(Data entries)
----
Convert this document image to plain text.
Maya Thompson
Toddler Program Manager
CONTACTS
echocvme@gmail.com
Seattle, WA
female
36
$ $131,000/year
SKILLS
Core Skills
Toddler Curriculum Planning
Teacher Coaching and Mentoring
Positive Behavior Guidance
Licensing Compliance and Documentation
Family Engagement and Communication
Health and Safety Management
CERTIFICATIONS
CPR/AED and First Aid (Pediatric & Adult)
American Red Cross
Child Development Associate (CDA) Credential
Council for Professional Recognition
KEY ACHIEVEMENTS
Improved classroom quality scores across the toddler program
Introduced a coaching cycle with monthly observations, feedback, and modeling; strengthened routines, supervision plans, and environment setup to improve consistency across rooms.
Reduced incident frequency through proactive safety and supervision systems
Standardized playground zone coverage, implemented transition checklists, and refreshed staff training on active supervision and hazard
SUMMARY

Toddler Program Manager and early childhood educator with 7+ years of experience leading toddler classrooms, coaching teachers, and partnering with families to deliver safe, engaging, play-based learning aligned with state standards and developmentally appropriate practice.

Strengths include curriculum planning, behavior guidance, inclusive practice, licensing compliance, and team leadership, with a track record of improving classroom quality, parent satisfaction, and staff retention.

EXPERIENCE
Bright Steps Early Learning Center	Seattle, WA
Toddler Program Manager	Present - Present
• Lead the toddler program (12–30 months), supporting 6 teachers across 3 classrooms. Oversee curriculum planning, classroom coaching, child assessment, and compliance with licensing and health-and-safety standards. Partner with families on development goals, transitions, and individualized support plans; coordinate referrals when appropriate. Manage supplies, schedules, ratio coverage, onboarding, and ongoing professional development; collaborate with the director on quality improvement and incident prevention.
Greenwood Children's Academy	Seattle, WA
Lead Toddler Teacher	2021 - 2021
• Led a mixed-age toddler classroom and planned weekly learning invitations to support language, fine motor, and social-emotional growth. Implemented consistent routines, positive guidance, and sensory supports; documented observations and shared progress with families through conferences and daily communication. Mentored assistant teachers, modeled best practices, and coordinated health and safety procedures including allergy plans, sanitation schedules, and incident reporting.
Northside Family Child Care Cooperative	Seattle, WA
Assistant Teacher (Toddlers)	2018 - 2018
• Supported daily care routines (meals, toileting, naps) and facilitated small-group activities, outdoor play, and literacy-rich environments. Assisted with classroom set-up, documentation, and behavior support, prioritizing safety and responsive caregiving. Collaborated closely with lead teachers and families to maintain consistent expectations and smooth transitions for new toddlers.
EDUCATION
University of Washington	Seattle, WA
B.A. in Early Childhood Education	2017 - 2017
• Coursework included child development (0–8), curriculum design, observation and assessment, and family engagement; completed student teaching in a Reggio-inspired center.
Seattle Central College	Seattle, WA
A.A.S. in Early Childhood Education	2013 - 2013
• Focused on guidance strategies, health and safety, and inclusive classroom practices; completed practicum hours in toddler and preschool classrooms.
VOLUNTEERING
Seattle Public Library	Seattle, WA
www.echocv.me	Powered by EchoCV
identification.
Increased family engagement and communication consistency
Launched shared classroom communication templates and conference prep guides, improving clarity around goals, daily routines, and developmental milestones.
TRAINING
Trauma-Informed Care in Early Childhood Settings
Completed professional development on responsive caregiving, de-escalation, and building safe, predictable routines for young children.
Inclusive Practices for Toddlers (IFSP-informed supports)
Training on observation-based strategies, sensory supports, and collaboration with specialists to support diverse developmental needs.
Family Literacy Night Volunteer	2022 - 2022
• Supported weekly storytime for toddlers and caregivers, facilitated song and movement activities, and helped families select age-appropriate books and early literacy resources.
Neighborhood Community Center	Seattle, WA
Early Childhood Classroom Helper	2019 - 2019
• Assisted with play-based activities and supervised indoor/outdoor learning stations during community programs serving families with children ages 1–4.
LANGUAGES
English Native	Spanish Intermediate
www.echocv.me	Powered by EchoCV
----
Set problem:
Take the listing above and set it down exactly.

Finished exercise:
Convert this document image to plain text.
Maya Thompson
Toddler Program Manager
CONTACTS
echocvme@gmail.com
Seattle, WA
female
36
$ $131,000/year
SKILLS
Core Skills
Toddler Curriculum Planning
Teacher Coaching and Mentoring
Positive Behavior Guidance
Licensing Compliance and Documentation
Family Engagement and Communication
Health and Safety Management
CERTIFICATIONS
CPR/AED and First Aid (Pediatric & Adult)
American Red Cross
Child Development Associate (CDA) Credential
Council for Professional Recognition
KEY ACHIEVEMENTS
Improved classroom quality scores across the toddler program
Introduced a coaching cycle with monthly observations, feedback, and modeling; strengthened routines, supervision plans, and environment setup to improve consistency across rooms.
Reduced incident frequency through proactive safety and supervision systems
Standardized playground zone coverage, implemented transition checklists, and refreshed staff training on active supervision and hazard
SUMMARY

Toddler Program Manager and early childhood educator with 7+ years of experience leading toddler classrooms, coaching teachers, and partnering with families to deliver safe, engaging, play-based learning aligned with state standards and developmentally appropriate practice.

Strengths include curriculum planning, behavior guidance, inclusive practice, licensing compliance, and team leadership, with a track record of improving classroom quality, parent satisfaction, and staff retention.

EXPERIENCE
Bright Steps Early Learning Center	Seattle, WA
Toddler Program Manager	Present - Present
• Lead the toddler program (12–30 months), supporting 6 teachers across 3 classrooms. Oversee curriculum planning, classroom coaching, child assessment, and compliance with licensing and health-and-safety standards. Partner with families on development goals, transitions, and individualized support plans; coordinate referrals when appropriate. Manage supplies, schedules, ratio coverage, onboarding, and ongoing professional development; collaborate with the director on quality improvement and incident prevention.
Greenwood Children's Academy	Seattle, WA
Lead Toddler Teacher	2021 - 2021
• Led a mixed-age toddler classroom and planned weekly learning invitations to support language, fine motor, and social-emotional growth. Implemented consistent routines, positive guidance, and sensory supports; documented observations and shared progress with families through conferences and daily communication. Mentored assistant teachers, modeled best practices, and coordinated health and safety procedures including allergy plans, sanitation schedules, and incident reporting.
Northside Family Child Care Cooperative	Seattle, WA
Assistant Teacher (Toddlers)	2018 - 2018
• Supported daily care routines (meals, toileting, naps) and facilitated small-group activities, outdoor play, and literacy-rich environments. Assisted with classroom set-up, documentation, and behavior support, prioritizing safety and responsive caregiving. Collaborated closely with lead teachers and families to maintain consistent expectations and smooth transitions for new toddlers.
EDUCATION
University of Washington	Seattle, WA
B.A. in Early Childhood Education	2017 - 2017
• Coursework included child development (0–8), curriculum design, observation and assessment, and family engagement; completed student teaching in a Reggio-inspired center.
Seattle Central College	Seattle, WA
A.A.S. in Early Childhood Education	2013 - 2013
• Focused on guidance strategies, health and safety, and inclusive classroom practices; completed practicum hours in toddler and preschool classrooms.
VOLUNTEERING
Seattle Public Library	Seattle, WA
www.echocv.me	Powered by EchoCV
identification.
Increased family engagement and communication consistency
Launched shared classroom communication templates and conference prep guides, improving clarity around goals, daily routines, and developmental milestones.
TRAINING
Trauma-Informed Care in Early Childhood Settings
Completed professional development on responsive caregiving, de-escalation, and building safe, predictable routines for young children.
Inclusive Practices for Toddlers (IFSP-informed supports)
Training on observation-based strategies, sensory supports, and collaboration with specialists to support diverse developmental needs.
Family Literacy Night Volunteer	2022 - 2022
• Supported weekly storytime for toddlers and caregivers, facilitated song and movement activities, and helped families select age-appropriate books and early literacy resources.
Neighborhood Community Center	Seattle, WA
Early Childhood Classroom Helper	2019 - 2019
• Assisted with play-based activities and supervised indoor/outdoor learning stations during community programs serving families with children ages 1–4.
LANGUAGES
English Native	Spanish Intermediate
www.echocv.me	Powered by EchoCV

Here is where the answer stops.